> **Set exercise**
For every line in the data below that contains "button", copy the line.
☆ ☆ ☆
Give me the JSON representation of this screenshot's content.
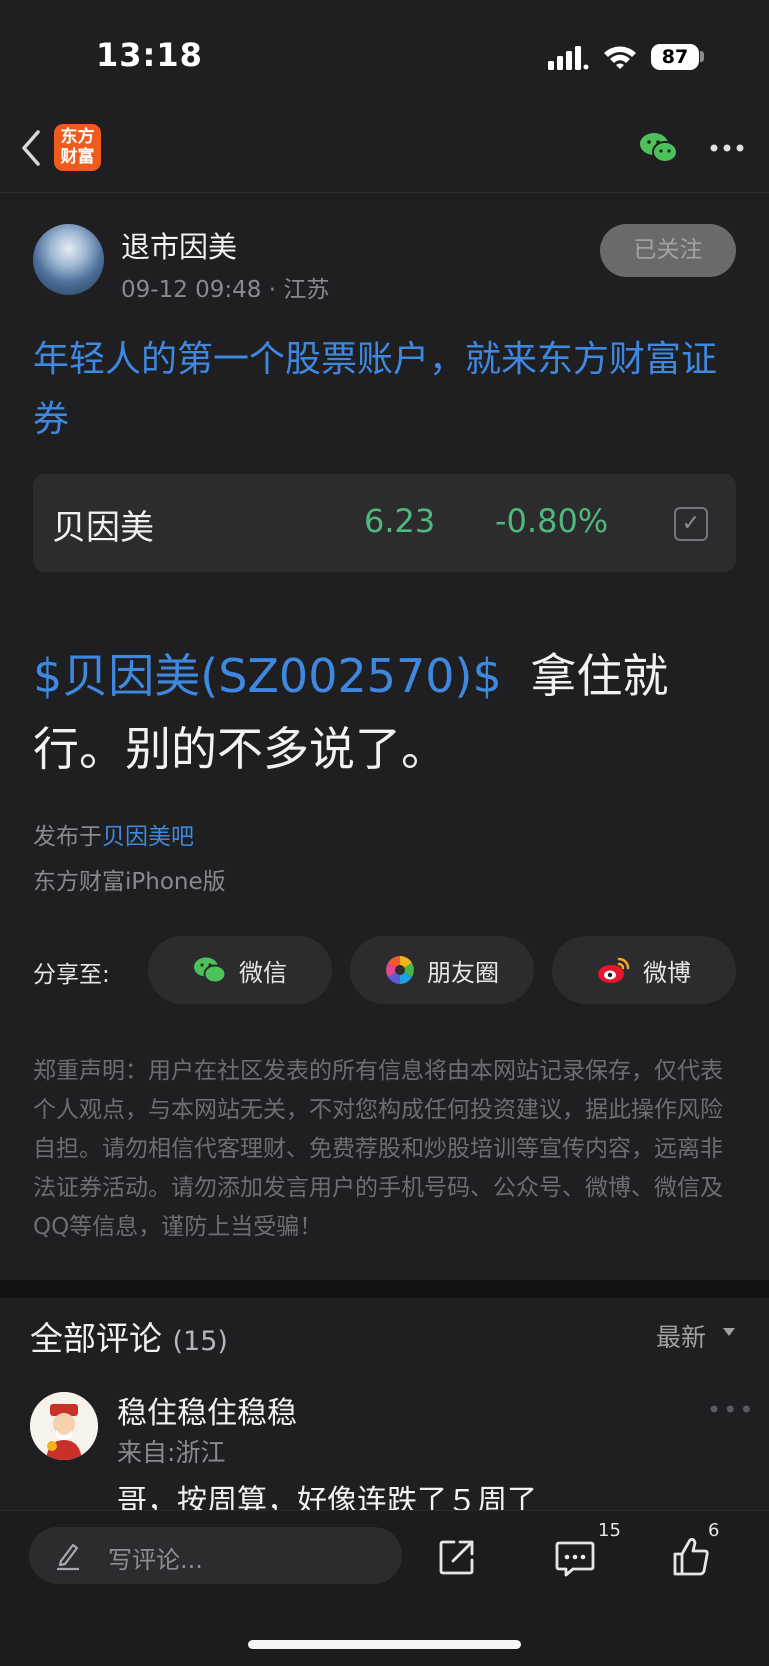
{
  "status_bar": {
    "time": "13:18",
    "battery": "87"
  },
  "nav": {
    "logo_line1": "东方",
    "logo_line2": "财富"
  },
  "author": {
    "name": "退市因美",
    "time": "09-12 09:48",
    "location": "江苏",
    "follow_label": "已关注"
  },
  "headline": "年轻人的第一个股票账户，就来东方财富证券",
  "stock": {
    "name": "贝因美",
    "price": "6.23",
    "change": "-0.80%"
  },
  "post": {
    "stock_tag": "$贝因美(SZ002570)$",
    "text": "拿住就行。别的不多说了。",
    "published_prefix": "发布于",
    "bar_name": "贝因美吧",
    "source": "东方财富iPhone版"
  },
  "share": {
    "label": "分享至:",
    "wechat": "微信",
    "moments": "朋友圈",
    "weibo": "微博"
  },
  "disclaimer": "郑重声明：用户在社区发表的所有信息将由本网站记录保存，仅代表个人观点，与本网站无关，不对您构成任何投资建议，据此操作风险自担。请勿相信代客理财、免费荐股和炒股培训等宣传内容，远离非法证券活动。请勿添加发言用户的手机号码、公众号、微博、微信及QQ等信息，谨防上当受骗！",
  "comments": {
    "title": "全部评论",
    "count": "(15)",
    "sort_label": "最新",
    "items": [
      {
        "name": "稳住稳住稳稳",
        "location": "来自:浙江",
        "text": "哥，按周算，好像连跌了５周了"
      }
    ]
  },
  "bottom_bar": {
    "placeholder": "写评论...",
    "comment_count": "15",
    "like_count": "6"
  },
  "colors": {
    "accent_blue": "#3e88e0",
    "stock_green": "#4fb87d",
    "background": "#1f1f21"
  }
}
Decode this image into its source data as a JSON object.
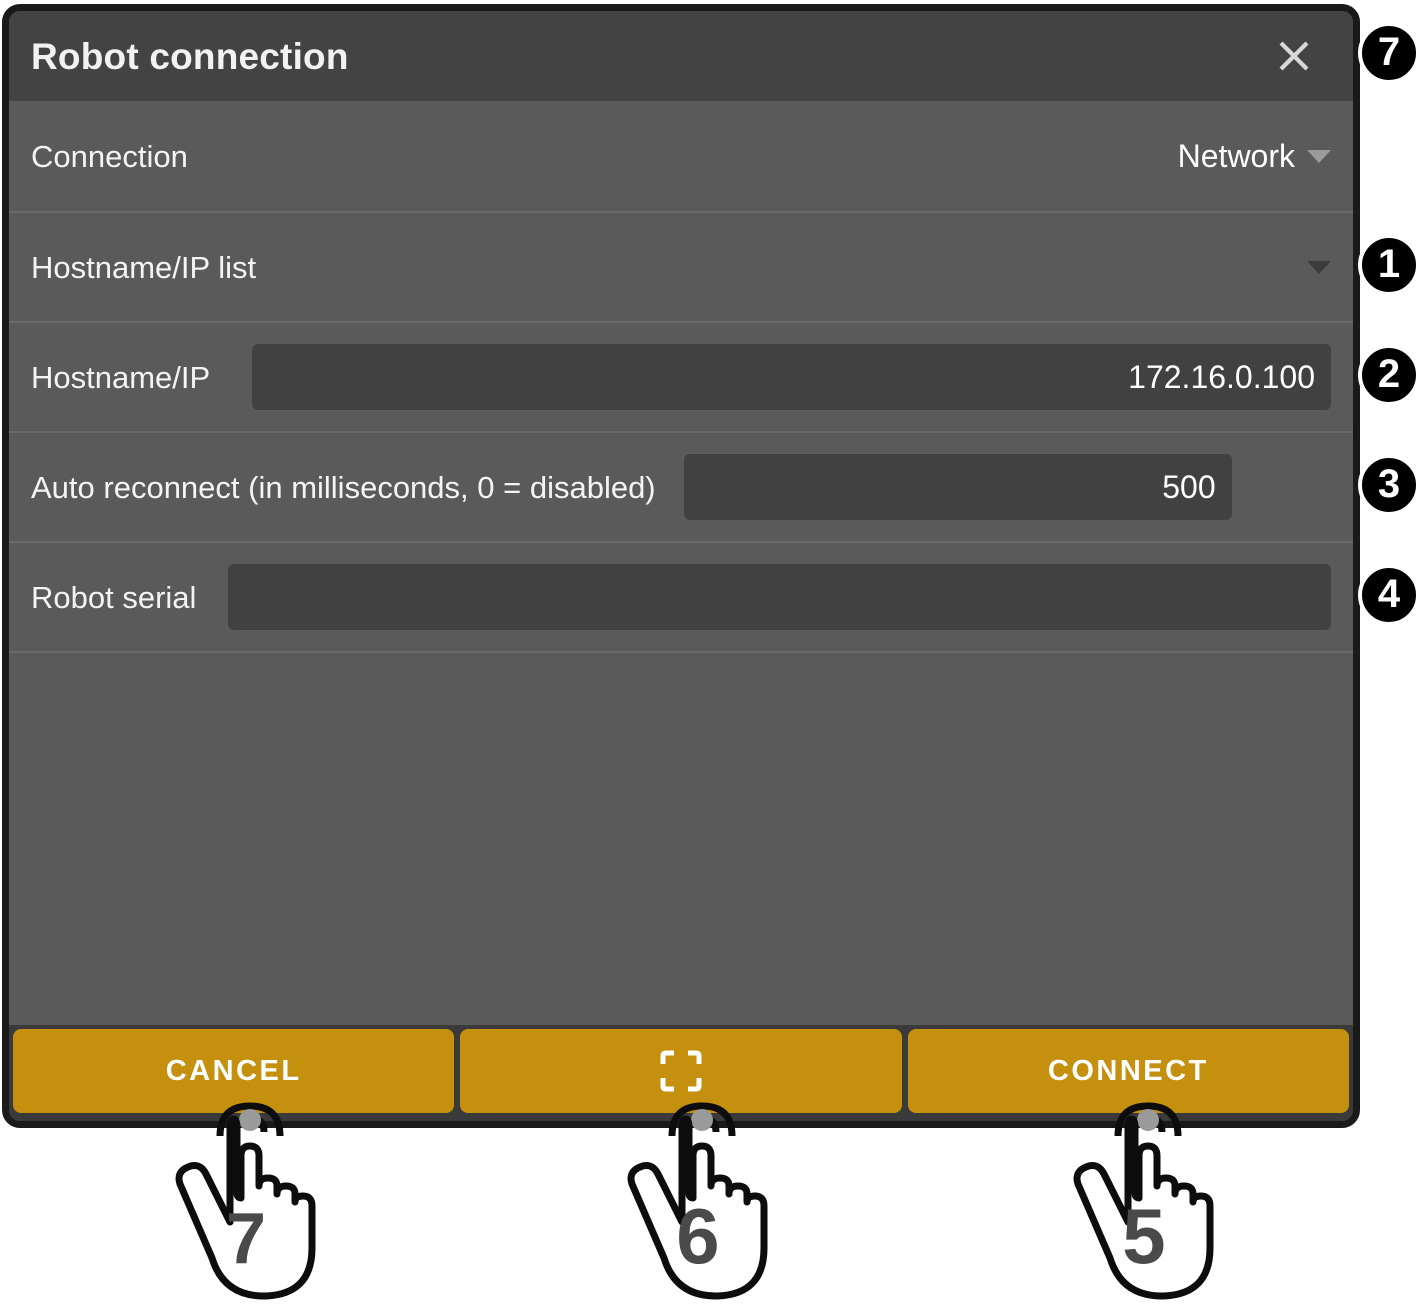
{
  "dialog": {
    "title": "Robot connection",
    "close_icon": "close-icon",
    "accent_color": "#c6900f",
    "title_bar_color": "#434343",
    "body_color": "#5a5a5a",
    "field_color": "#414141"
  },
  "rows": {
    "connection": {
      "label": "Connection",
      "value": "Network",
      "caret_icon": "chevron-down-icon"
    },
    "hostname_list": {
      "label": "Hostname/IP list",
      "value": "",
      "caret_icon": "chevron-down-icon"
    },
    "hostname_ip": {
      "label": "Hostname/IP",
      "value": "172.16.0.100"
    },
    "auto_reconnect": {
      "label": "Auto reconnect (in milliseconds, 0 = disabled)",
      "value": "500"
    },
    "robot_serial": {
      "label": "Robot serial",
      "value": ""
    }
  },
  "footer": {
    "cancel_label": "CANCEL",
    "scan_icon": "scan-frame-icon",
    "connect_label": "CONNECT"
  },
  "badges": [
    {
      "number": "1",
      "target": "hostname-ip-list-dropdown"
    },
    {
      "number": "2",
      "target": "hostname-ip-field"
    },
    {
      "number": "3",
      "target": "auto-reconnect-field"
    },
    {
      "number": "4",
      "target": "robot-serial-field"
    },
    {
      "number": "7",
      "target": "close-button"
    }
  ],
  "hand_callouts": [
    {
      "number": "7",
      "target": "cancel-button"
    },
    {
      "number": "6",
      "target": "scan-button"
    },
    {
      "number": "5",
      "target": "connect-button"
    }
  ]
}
☆ ☆ ☆
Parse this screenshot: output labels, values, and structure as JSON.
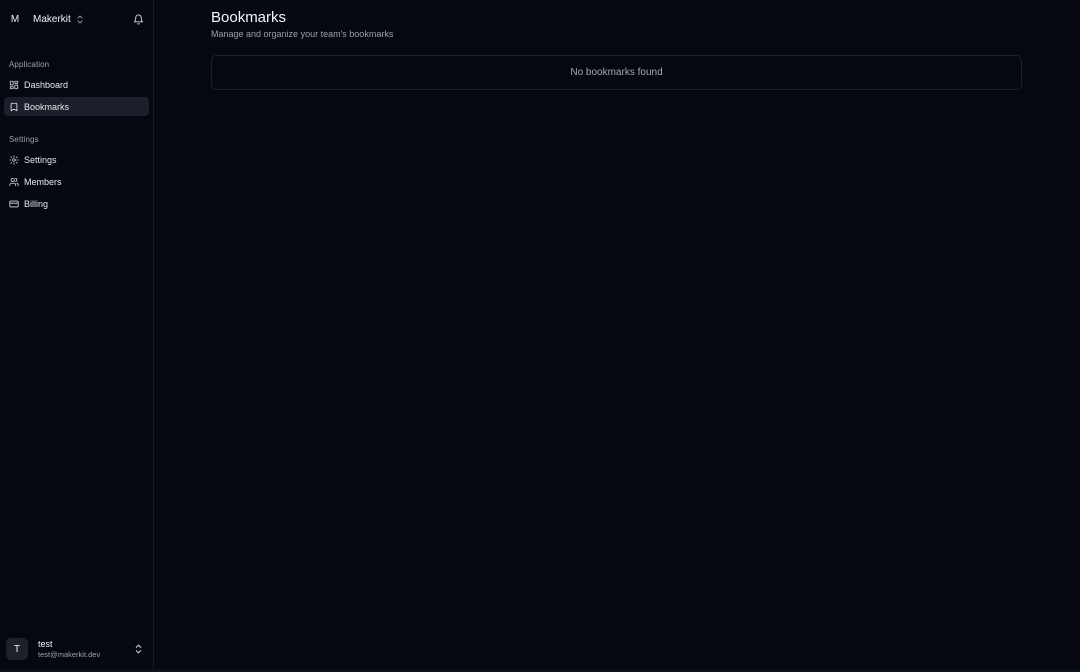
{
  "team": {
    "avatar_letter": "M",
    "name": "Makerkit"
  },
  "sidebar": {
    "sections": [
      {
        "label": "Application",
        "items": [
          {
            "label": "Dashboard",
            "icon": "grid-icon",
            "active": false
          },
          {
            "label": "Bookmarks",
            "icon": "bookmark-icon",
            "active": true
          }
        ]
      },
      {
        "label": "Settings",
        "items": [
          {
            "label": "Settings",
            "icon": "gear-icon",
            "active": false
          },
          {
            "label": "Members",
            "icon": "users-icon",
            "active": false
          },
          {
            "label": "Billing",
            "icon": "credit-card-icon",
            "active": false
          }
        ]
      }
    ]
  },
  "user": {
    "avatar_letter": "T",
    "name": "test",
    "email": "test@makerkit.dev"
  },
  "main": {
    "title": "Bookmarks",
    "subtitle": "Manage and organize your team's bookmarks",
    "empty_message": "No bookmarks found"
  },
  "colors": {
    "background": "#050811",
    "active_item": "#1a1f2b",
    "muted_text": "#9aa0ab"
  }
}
☆ ☆ ☆
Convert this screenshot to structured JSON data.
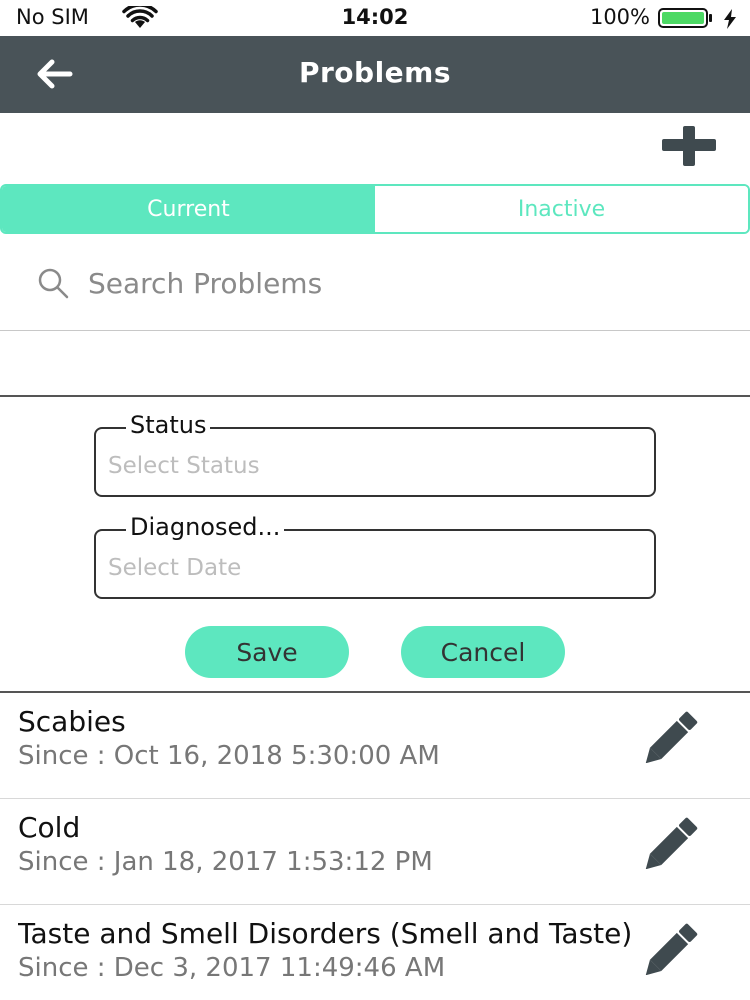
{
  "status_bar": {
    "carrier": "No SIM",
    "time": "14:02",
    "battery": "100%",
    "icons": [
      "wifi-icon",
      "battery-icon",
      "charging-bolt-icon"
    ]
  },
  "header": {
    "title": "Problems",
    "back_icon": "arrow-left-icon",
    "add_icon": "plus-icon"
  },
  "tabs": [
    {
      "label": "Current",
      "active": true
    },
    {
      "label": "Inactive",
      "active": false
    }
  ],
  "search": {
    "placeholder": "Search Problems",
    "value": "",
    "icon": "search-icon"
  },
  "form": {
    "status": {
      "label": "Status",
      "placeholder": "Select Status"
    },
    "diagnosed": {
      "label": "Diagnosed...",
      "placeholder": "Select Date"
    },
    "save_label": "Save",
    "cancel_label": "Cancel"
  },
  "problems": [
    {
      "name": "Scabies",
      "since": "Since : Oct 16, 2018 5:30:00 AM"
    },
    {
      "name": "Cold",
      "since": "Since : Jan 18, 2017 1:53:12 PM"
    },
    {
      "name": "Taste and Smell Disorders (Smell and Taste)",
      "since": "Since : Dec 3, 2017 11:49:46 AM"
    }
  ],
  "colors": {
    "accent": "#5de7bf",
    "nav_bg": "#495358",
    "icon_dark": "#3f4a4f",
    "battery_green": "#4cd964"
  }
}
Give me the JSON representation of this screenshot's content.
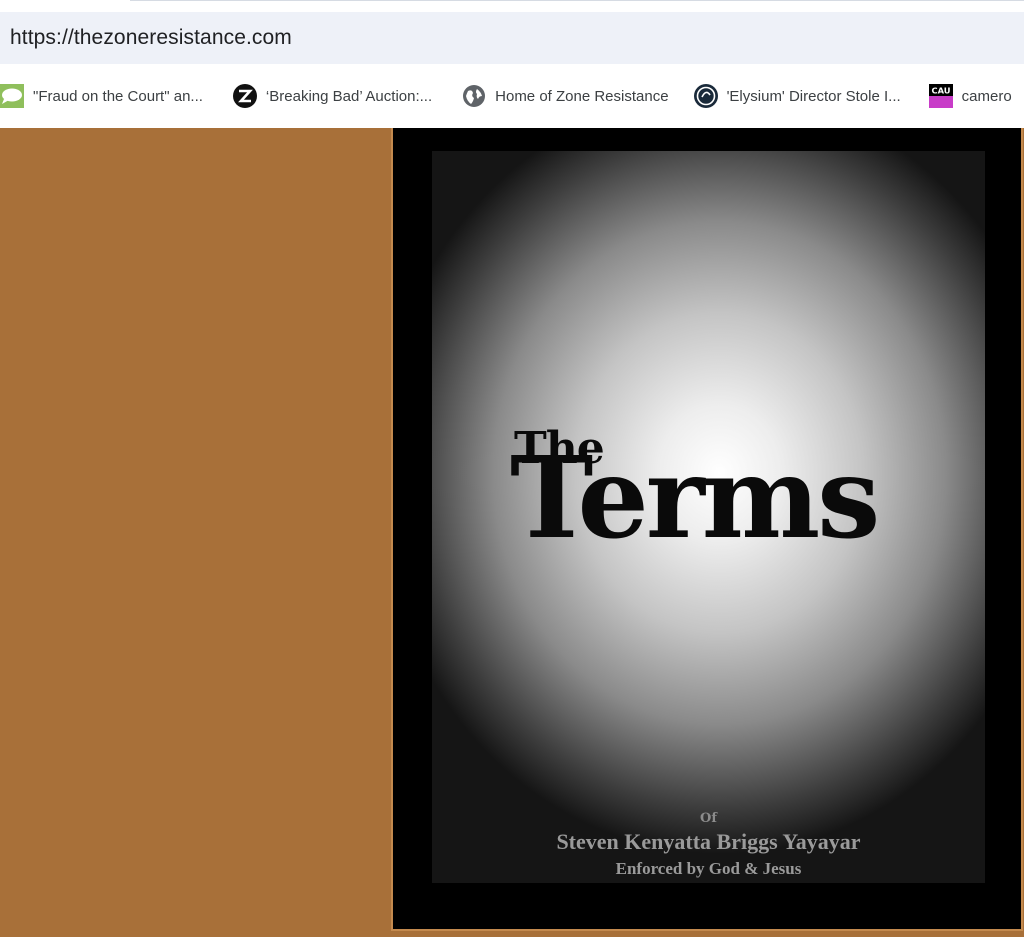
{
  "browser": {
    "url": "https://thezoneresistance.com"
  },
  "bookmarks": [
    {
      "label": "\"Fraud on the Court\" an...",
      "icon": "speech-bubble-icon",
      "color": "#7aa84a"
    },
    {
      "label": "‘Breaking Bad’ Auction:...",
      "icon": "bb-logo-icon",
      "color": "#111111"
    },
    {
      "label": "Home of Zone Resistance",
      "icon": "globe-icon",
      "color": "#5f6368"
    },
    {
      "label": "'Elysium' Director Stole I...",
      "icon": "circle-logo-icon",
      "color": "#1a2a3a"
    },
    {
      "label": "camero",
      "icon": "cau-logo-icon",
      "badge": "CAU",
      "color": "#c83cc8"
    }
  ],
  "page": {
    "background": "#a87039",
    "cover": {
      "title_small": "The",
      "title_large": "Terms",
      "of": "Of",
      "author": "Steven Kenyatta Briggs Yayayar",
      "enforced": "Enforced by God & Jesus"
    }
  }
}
☆ ☆ ☆
> **Exercise answer**
      "target": "close-button"
      "target": "cancel-button"
      "target": "scan-button"
      "target": "connect-button"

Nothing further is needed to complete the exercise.